__Stated goal__
Make an exact copy of all the entries below, with the pictures left out.

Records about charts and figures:
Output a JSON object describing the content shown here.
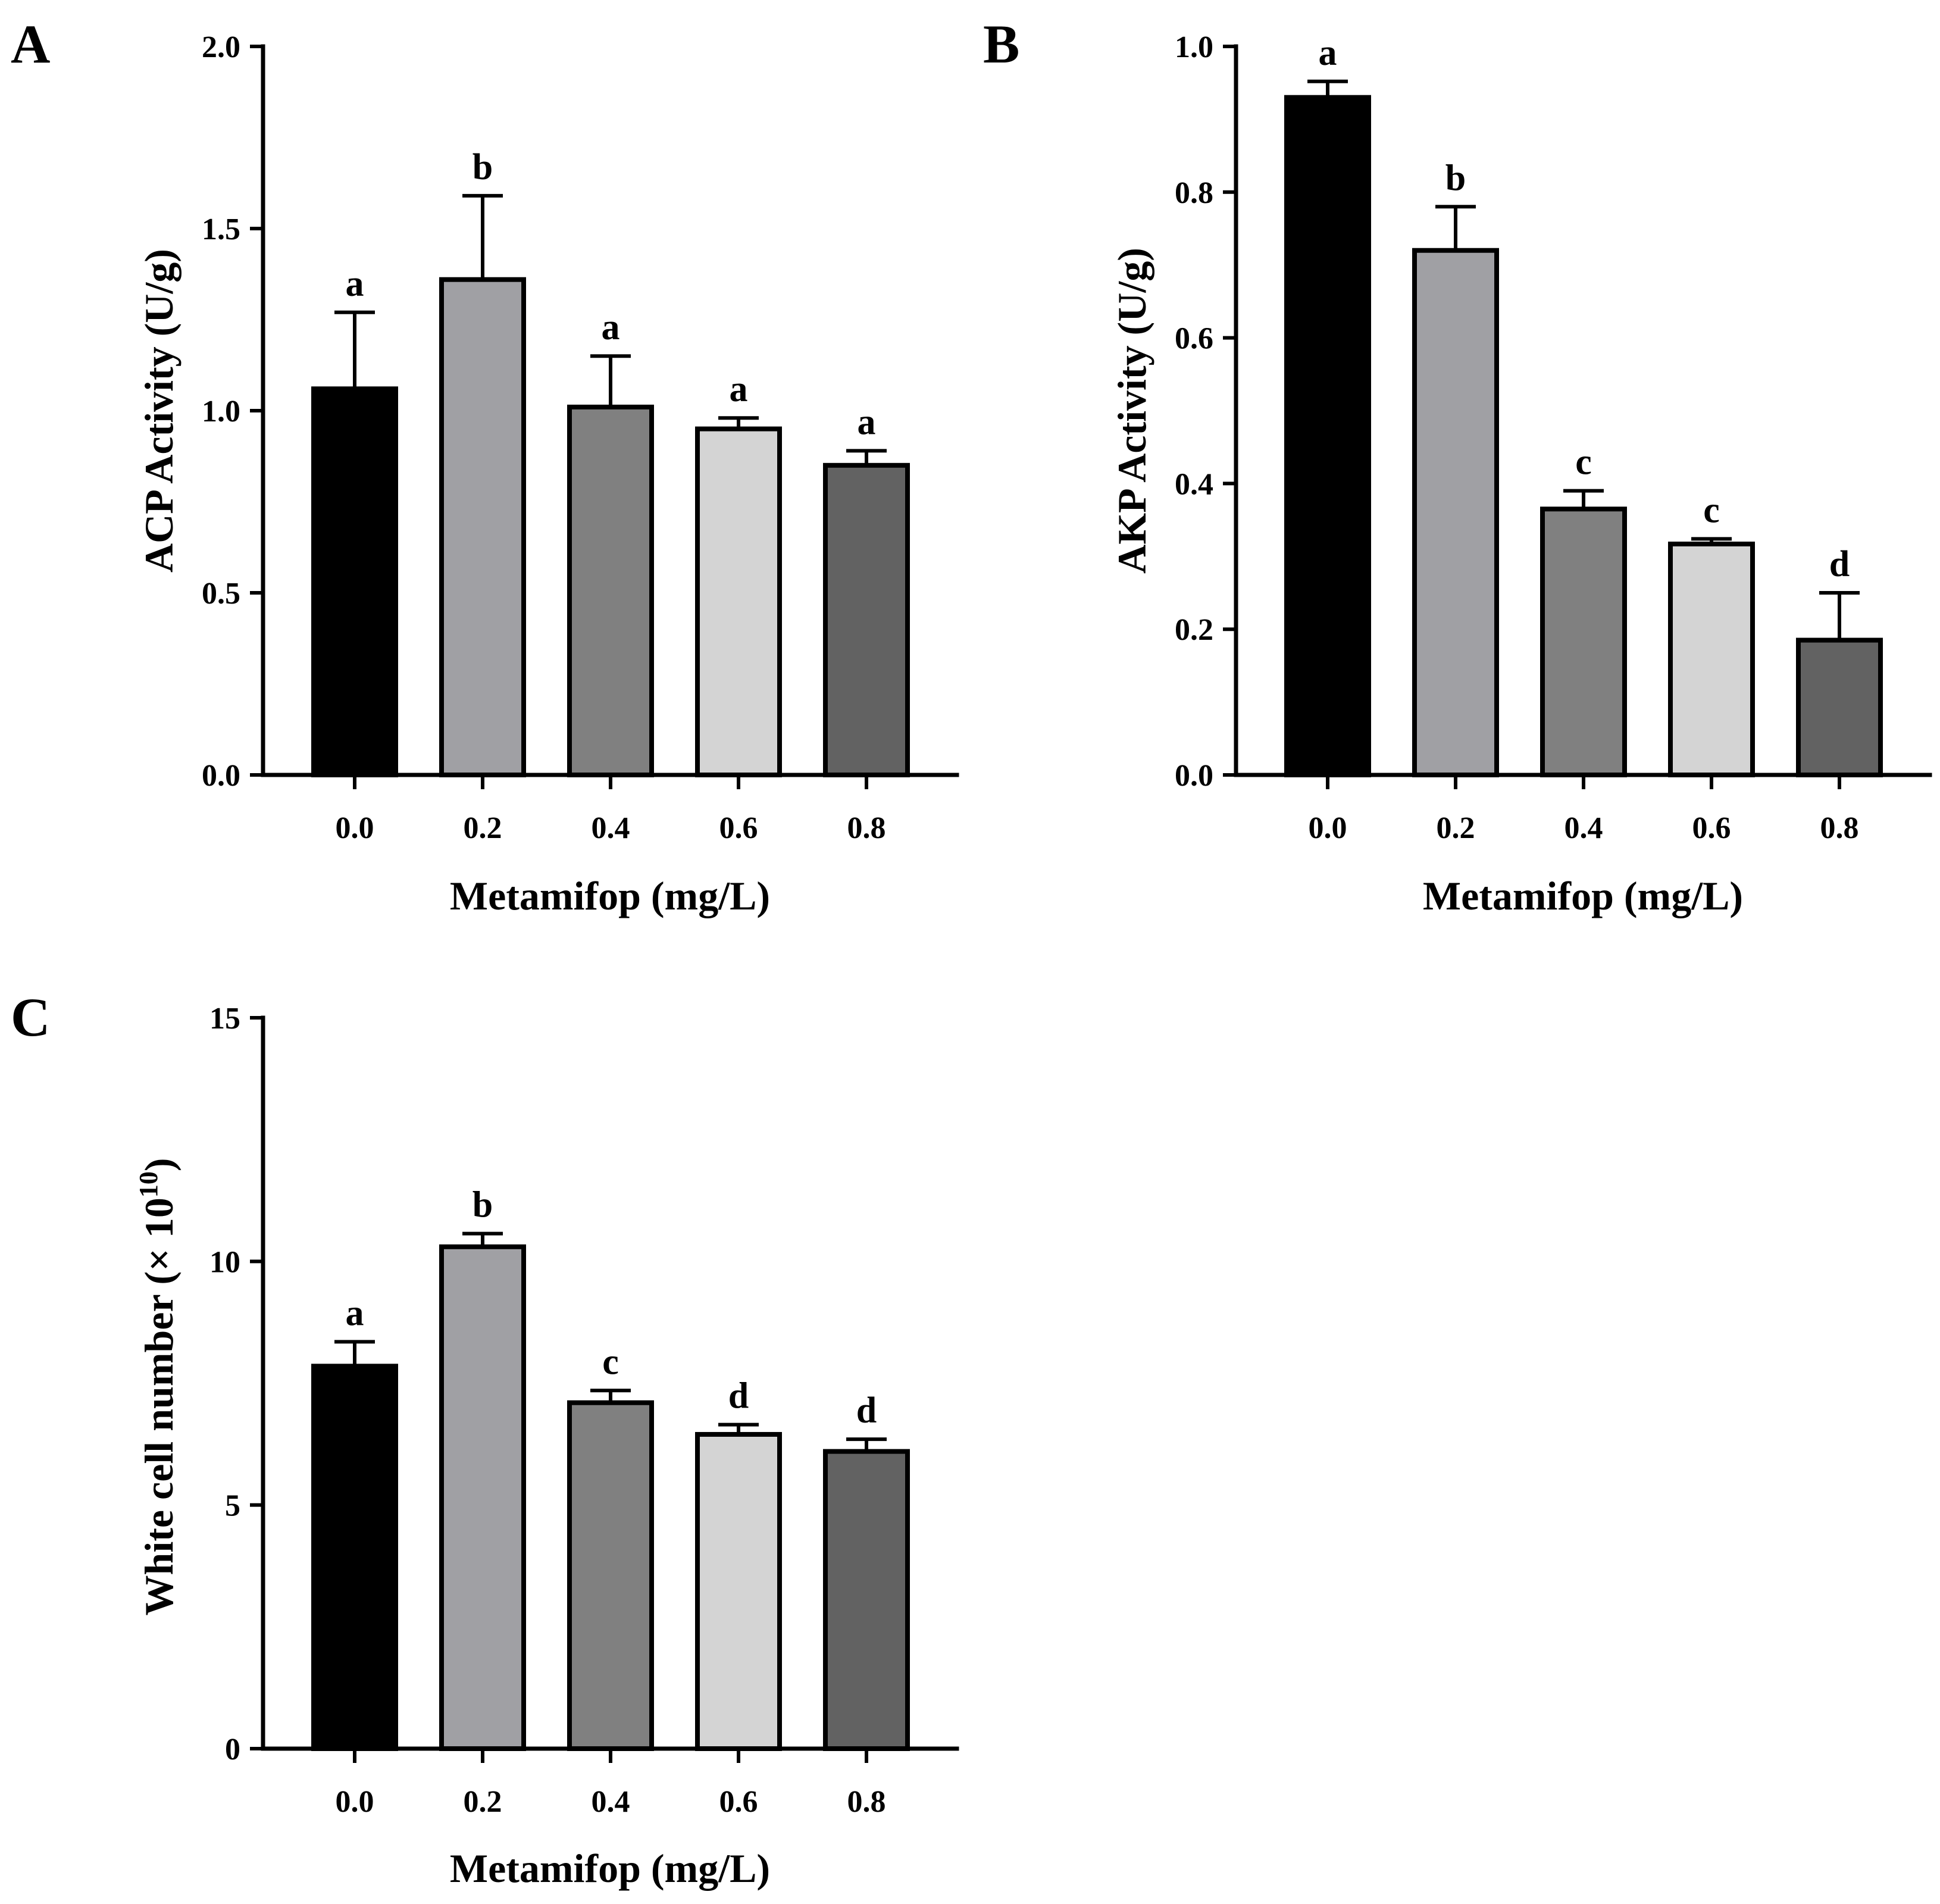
{
  "figure": {
    "panels": [
      "A",
      "B",
      "C"
    ]
  },
  "chart_data": [
    {
      "panel": "A",
      "type": "bar",
      "title": "",
      "xlabel": "Metamifop (mg/L)",
      "ylabel": "ACP Activity (U/g)",
      "ylim": [
        0,
        2.0
      ],
      "yticks": [
        "0.0",
        "0.5",
        "1.0",
        "1.5",
        "2.0"
      ],
      "ytick_values": [
        0,
        0.5,
        1.0,
        1.5,
        2.0
      ],
      "categories": [
        "0.0",
        "0.2",
        "0.4",
        "0.6",
        "0.8"
      ],
      "values": [
        1.06,
        1.36,
        1.01,
        0.95,
        0.85
      ],
      "errors": [
        0.21,
        0.23,
        0.14,
        0.03,
        0.04
      ],
      "significance": [
        "a",
        "b",
        "a",
        "a",
        "a"
      ],
      "bar_colors": [
        "#000000",
        "#a0a0a4",
        "#808080",
        "#d4d4d4",
        "#626262"
      ]
    },
    {
      "panel": "B",
      "type": "bar",
      "title": "",
      "xlabel": "Metamifop (mg/L)",
      "ylabel": "AKP Activity (U/g)",
      "ylim": [
        0,
        1.0
      ],
      "yticks": [
        "0.0",
        "0.2",
        "0.4",
        "0.6",
        "0.8",
        "1.0"
      ],
      "ytick_values": [
        0,
        0.2,
        0.4,
        0.6,
        0.8,
        1.0
      ],
      "categories": [
        "0.0",
        "0.2",
        "0.4",
        "0.6",
        "0.8"
      ],
      "values": [
        0.93,
        0.72,
        0.365,
        0.317,
        0.185
      ],
      "errors": [
        0.022,
        0.06,
        0.025,
        0.007,
        0.065
      ],
      "significance": [
        "a",
        "b",
        "c",
        "c",
        "d"
      ],
      "bar_colors": [
        "#000000",
        "#a0a0a4",
        "#808080",
        "#d4d4d4",
        "#626262"
      ]
    },
    {
      "panel": "C",
      "type": "bar",
      "title": "",
      "xlabel": "Metamifop (mg/L)",
      "ylabel": "White cell number (× 10",
      "ylabel_superscript": "10",
      "ylabel_suffix": ")",
      "ylim": [
        0,
        15
      ],
      "yticks": [
        "0",
        "5",
        "10",
        "15"
      ],
      "ytick_values": [
        0,
        5,
        10,
        15
      ],
      "categories": [
        "0.0",
        "0.2",
        "0.4",
        "0.6",
        "0.8"
      ],
      "values": [
        7.85,
        10.3,
        7.1,
        6.45,
        6.1
      ],
      "errors": [
        0.5,
        0.27,
        0.25,
        0.2,
        0.25
      ],
      "significance": [
        "a",
        "b",
        "c",
        "d",
        "d"
      ],
      "bar_colors": [
        "#000000",
        "#a0a0a4",
        "#808080",
        "#d4d4d4",
        "#626262"
      ]
    }
  ]
}
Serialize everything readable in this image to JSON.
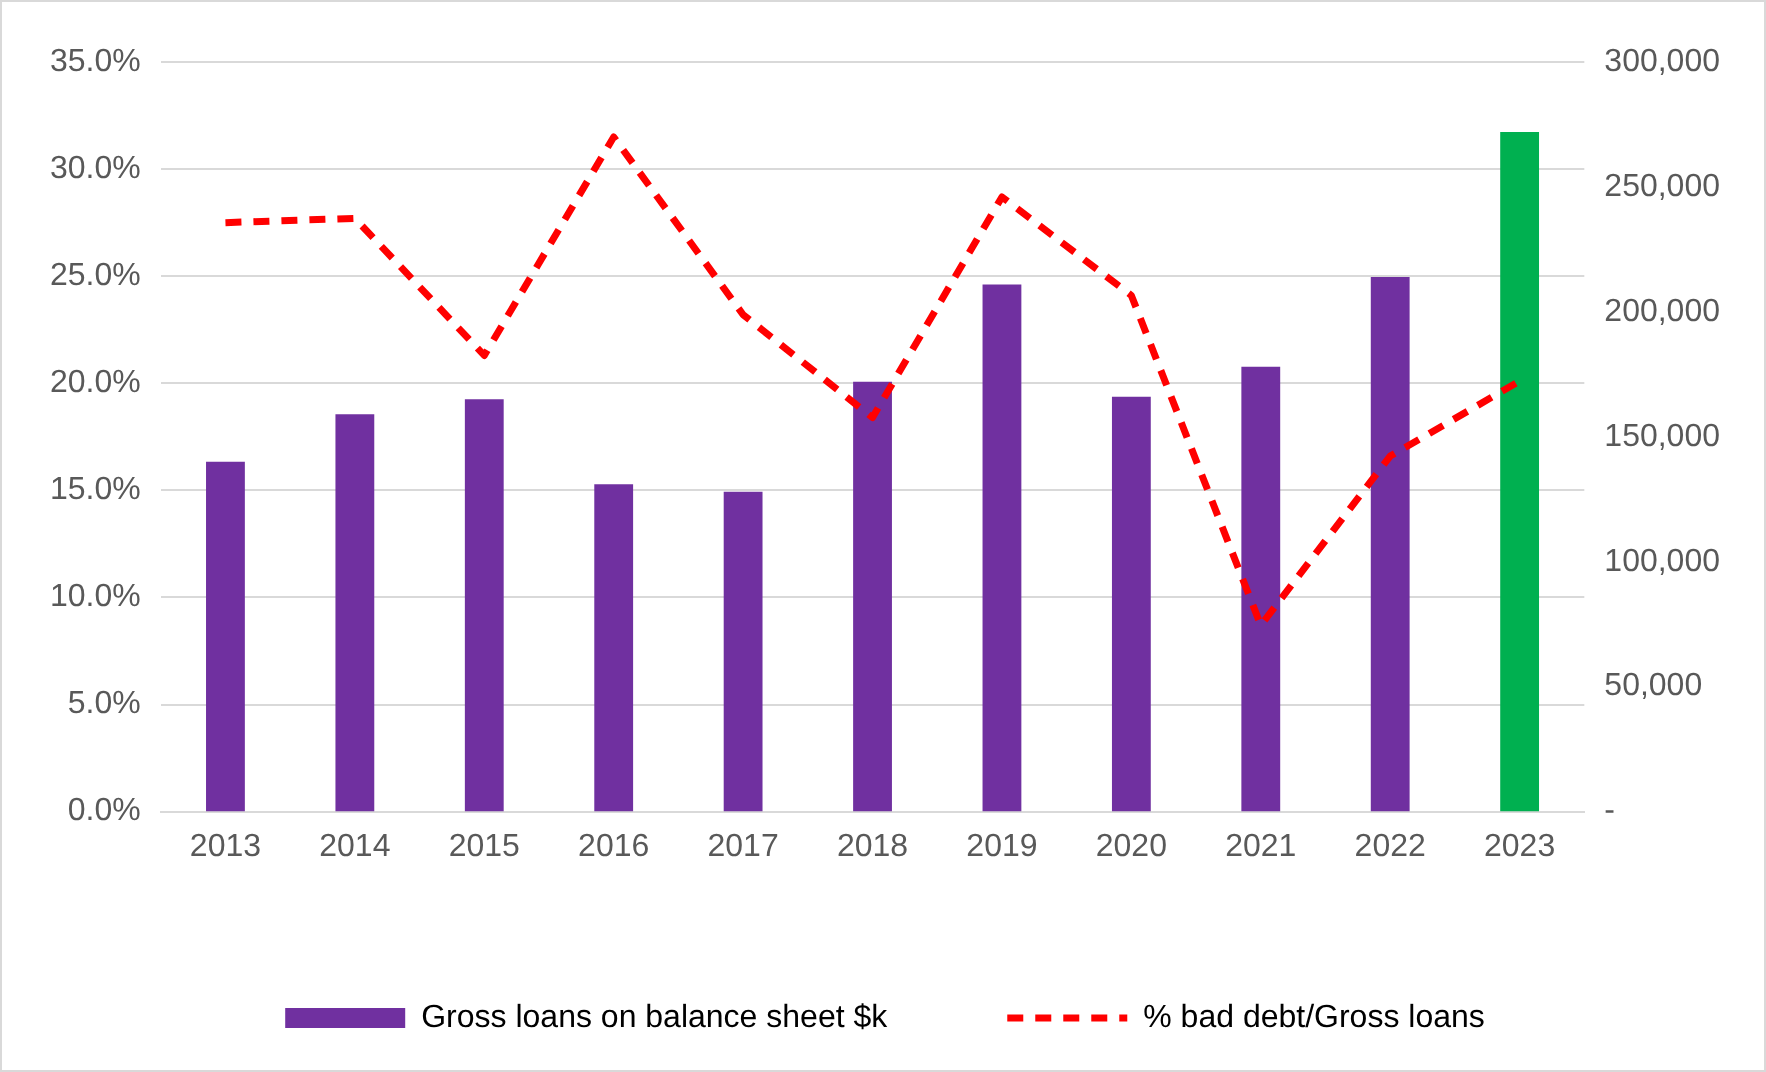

__Completed task__
Output a JSON object describing the content shown here.
{
  "figure": {
    "panels": [
      "A",
      "B",
      "C"
    ]
  },
  "chart_data": [
    {
      "panel": "A",
      "type": "bar",
      "title": "",
      "xlabel": "Metamifop (mg/L)",
      "ylabel": "ACP Activity (U/g)",
      "ylim": [
        0,
        2.0
      ],
      "yticks": [
        "0.0",
        "0.5",
        "1.0",
        "1.5",
        "2.0"
      ],
      "ytick_values": [
        0,
        0.5,
        1.0,
        1.5,
        2.0
      ],
      "categories": [
        "0.0",
        "0.2",
        "0.4",
        "0.6",
        "0.8"
      ],
      "values": [
        1.06,
        1.36,
        1.01,
        0.95,
        0.85
      ],
      "errors": [
        0.21,
        0.23,
        0.14,
        0.03,
        0.04
      ],
      "significance": [
        "a",
        "b",
        "a",
        "a",
        "a"
      ],
      "bar_colors": [
        "#000000",
        "#a0a0a4",
        "#808080",
        "#d4d4d4",
        "#626262"
      ]
    },
    {
      "panel": "B",
      "type": "bar",
      "title": "",
      "xlabel": "Metamifop (mg/L)",
      "ylabel": "AKP Activity (U/g)",
      "ylim": [
        0,
        1.0
      ],
      "yticks": [
        "0.0",
        "0.2",
        "0.4",
        "0.6",
        "0.8",
        "1.0"
      ],
      "ytick_values": [
        0,
        0.2,
        0.4,
        0.6,
        0.8,
        1.0
      ],
      "categories": [
        "0.0",
        "0.2",
        "0.4",
        "0.6",
        "0.8"
      ],
      "values": [
        0.93,
        0.72,
        0.365,
        0.317,
        0.185
      ],
      "errors": [
        0.022,
        0.06,
        0.025,
        0.007,
        0.065
      ],
      "significance": [
        "a",
        "b",
        "c",
        "c",
        "d"
      ],
      "bar_colors": [
        "#000000",
        "#a0a0a4",
        "#808080",
        "#d4d4d4",
        "#626262"
      ]
    },
    {
      "panel": "C",
      "type": "bar",
      "title": "",
      "xlabel": "Metamifop (mg/L)",
      "ylabel": "White cell number (× 10",
      "ylabel_superscript": "10",
      "ylabel_suffix": ")",
      "ylim": [
        0,
        15
      ],
      "yticks": [
        "0",
        "5",
        "10",
        "15"
      ],
      "ytick_values": [
        0,
        5,
        10,
        15
      ],
      "categories": [
        "0.0",
        "0.2",
        "0.4",
        "0.6",
        "0.8"
      ],
      "values": [
        7.85,
        10.3,
        7.1,
        6.45,
        6.1
      ],
      "errors": [
        0.5,
        0.27,
        0.25,
        0.2,
        0.25
      ],
      "significance": [
        "a",
        "b",
        "c",
        "d",
        "d"
      ],
      "bar_colors": [
        "#000000",
        "#a0a0a4",
        "#808080",
        "#d4d4d4",
        "#626262"
      ]
    }
  ]
}
Serialize everything readable in this image to JSON.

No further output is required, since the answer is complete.